<<<<

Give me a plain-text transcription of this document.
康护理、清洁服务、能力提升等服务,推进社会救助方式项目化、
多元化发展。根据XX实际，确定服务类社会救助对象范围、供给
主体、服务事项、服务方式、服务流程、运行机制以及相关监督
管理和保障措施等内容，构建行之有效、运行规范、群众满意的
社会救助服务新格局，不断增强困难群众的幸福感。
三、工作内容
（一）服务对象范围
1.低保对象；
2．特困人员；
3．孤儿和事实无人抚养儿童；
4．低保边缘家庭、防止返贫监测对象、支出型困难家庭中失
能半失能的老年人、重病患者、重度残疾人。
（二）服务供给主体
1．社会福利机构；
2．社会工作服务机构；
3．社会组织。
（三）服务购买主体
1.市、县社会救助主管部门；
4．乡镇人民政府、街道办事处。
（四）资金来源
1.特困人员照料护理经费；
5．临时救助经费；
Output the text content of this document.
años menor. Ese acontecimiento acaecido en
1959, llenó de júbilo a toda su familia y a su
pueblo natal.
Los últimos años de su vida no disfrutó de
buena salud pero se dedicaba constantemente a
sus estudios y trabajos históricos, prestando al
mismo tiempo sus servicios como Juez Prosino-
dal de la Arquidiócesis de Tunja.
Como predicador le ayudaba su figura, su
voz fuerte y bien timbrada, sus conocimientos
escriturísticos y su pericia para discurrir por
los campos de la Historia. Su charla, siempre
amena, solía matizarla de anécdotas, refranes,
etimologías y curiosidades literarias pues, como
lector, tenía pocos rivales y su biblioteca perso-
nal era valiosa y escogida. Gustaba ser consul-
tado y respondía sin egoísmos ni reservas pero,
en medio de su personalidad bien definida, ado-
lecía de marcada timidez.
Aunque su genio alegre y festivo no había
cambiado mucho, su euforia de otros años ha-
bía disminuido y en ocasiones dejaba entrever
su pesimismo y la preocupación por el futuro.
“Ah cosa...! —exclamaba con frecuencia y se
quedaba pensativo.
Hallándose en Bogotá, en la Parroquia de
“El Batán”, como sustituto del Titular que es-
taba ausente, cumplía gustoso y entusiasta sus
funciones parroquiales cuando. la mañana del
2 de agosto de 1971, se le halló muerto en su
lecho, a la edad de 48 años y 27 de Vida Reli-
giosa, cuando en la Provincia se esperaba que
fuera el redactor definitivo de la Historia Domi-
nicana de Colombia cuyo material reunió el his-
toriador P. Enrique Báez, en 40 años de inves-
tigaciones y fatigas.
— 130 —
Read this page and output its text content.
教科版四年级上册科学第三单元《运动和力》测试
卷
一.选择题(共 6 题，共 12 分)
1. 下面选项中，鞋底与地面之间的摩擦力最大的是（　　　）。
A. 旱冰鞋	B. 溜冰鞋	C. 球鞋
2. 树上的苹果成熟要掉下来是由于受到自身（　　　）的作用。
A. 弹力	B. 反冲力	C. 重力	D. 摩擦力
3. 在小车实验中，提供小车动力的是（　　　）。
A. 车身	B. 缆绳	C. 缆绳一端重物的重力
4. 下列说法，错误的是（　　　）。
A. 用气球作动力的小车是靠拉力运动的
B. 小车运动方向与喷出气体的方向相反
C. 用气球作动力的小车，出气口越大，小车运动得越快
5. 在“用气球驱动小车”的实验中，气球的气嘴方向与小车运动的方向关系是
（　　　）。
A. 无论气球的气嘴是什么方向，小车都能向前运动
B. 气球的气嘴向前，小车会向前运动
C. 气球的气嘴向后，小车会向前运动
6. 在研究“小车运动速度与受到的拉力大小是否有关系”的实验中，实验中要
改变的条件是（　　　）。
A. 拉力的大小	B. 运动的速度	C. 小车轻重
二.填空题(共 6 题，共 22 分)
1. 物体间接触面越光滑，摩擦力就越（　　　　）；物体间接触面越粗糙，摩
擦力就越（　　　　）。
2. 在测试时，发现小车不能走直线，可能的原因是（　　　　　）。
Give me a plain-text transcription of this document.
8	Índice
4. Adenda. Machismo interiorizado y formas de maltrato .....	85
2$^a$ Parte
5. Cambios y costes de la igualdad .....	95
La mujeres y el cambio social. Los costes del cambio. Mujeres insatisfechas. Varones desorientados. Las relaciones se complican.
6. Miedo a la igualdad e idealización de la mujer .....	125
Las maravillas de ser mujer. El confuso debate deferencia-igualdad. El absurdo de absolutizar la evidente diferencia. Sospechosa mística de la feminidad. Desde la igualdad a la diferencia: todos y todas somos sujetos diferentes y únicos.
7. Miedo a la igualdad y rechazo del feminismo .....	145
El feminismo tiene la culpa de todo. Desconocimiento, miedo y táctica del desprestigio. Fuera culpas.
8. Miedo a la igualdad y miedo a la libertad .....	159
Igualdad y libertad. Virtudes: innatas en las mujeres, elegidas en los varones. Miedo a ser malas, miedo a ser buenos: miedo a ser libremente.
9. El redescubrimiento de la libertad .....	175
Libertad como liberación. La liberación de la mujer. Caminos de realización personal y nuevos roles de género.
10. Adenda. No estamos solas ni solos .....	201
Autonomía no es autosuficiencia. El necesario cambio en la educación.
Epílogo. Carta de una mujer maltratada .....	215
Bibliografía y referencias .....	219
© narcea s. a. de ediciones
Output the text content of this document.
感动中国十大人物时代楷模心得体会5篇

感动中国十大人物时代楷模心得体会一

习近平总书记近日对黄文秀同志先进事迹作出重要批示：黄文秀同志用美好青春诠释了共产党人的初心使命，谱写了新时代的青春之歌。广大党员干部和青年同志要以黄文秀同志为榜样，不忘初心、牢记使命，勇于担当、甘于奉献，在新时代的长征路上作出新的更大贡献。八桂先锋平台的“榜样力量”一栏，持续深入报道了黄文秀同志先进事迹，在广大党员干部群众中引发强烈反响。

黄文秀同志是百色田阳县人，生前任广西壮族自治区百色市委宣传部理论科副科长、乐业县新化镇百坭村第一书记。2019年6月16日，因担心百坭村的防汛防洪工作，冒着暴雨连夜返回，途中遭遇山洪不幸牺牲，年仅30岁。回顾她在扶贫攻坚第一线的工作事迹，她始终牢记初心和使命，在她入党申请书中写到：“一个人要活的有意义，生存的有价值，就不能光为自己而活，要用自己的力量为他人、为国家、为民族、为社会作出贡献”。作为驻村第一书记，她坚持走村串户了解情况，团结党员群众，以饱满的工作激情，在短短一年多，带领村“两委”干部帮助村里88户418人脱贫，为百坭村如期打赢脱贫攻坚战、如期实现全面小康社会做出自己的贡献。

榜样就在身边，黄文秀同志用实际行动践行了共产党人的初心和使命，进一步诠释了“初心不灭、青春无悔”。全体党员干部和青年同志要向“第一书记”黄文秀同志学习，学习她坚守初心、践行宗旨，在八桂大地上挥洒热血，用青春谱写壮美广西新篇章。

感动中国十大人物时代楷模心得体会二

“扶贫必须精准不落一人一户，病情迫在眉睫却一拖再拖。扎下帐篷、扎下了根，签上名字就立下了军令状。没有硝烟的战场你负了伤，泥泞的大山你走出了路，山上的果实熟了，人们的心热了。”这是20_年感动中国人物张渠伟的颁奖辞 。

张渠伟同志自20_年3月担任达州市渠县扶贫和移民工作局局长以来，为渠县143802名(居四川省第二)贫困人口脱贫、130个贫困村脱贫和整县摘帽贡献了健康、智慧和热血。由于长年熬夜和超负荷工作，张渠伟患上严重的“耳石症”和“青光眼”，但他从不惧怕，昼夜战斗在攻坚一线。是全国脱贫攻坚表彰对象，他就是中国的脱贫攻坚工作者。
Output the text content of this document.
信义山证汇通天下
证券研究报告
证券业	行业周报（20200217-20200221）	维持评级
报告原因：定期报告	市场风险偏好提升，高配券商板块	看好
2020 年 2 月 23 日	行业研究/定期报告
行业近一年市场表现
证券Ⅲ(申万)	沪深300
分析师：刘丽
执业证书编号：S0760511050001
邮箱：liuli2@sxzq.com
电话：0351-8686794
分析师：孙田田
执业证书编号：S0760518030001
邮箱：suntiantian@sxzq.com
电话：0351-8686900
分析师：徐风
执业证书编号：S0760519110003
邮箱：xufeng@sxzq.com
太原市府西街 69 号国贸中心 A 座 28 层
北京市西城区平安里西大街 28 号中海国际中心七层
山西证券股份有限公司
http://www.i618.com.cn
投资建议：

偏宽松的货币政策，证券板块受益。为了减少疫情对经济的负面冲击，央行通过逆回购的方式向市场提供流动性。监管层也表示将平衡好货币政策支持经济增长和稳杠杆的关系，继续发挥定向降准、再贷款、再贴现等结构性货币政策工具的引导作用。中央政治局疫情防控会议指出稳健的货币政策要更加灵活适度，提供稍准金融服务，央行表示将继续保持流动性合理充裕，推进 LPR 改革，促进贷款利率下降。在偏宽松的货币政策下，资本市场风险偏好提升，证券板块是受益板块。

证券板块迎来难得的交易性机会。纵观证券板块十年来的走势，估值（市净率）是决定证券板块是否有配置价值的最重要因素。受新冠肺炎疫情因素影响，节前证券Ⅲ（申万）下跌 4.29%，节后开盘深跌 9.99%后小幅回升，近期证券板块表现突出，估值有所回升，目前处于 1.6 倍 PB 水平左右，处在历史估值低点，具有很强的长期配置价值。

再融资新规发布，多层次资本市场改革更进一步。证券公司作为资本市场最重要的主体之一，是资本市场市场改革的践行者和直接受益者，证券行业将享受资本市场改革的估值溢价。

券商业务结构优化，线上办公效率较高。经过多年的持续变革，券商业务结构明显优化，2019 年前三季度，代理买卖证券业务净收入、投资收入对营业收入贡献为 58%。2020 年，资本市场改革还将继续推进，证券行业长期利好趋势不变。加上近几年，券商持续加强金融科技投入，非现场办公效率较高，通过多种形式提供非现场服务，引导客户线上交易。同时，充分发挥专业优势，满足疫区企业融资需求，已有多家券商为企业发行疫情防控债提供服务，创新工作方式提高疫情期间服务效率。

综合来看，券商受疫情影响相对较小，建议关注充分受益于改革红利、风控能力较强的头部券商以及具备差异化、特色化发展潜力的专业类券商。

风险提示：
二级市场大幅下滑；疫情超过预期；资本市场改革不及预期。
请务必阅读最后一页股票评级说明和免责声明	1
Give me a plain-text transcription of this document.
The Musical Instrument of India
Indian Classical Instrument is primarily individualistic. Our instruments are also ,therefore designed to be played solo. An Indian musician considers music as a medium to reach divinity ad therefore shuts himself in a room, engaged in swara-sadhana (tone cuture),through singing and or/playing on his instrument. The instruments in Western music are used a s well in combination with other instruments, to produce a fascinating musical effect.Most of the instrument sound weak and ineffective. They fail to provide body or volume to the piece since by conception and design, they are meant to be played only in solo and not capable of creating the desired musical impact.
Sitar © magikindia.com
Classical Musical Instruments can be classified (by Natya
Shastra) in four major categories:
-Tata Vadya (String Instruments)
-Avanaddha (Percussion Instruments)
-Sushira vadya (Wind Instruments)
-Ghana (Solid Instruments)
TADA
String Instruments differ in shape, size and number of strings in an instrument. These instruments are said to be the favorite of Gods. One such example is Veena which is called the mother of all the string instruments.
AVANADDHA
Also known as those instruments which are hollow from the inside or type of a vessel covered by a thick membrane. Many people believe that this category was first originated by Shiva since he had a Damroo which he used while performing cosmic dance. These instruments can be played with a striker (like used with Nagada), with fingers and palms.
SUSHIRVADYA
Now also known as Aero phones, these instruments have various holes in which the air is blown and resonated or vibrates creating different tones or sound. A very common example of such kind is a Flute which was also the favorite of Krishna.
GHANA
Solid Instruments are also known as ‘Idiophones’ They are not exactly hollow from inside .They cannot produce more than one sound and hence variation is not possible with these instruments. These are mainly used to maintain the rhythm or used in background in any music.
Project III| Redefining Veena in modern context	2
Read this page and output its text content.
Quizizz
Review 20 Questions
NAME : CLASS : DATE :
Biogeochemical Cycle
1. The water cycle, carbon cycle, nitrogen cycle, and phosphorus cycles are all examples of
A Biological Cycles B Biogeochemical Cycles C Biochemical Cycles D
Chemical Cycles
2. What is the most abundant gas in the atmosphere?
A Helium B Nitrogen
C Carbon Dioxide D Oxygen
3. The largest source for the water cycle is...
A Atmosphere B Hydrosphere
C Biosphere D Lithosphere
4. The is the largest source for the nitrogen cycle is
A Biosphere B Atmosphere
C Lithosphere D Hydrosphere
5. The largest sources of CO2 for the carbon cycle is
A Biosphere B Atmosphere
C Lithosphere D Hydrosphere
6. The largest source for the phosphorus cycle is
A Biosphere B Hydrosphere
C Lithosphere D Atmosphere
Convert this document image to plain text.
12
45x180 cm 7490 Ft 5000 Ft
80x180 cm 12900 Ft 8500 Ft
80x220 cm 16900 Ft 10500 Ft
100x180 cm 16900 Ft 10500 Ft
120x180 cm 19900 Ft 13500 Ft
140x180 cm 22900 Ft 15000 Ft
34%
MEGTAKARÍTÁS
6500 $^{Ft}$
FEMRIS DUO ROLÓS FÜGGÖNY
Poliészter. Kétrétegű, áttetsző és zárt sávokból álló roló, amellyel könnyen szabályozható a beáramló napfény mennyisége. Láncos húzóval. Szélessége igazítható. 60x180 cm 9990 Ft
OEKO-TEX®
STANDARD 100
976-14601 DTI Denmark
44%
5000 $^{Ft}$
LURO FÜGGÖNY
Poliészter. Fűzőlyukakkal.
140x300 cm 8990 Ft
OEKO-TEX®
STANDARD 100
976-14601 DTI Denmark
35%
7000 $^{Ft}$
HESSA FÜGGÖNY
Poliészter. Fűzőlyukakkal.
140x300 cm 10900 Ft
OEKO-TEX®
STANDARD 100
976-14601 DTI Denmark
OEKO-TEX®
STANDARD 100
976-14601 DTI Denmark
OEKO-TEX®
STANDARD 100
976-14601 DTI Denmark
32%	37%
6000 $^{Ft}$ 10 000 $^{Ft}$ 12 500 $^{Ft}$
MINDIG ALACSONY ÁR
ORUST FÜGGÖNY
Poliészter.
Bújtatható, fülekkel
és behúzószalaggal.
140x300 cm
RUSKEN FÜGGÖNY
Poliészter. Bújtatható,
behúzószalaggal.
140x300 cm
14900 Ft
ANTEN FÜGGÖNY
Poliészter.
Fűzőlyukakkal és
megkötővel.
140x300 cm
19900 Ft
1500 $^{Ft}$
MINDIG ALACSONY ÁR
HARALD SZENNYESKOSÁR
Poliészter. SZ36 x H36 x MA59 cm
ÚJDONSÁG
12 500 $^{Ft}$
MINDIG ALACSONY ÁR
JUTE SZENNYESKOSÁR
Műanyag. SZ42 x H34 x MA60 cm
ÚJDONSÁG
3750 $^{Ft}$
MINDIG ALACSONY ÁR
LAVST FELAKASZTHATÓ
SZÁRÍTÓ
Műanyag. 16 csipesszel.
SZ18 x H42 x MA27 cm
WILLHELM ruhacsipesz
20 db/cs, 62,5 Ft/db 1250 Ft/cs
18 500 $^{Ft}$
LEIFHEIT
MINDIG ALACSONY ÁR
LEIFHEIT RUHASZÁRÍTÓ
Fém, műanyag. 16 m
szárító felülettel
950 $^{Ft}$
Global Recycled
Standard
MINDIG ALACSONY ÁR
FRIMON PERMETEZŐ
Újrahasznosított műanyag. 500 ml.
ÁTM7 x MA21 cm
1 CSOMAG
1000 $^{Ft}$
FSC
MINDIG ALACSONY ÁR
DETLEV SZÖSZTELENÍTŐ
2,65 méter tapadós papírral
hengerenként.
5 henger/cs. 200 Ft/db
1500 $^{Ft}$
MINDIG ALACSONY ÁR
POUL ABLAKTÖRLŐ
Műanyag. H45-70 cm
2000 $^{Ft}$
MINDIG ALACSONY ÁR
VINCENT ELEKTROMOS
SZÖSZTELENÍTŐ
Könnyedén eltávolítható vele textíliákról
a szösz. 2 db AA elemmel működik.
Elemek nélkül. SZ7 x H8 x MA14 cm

>>>>

_Written exercise_: Within the listing above, copy each line that has the string "largest".

_In response_:
3. The largest source for the water cycle is...
4. The is the largest source for the nitrogen cycle is
5. The largest sources of CO2 for the carbon cycle is
6. The largest source for the phosphorus cycle is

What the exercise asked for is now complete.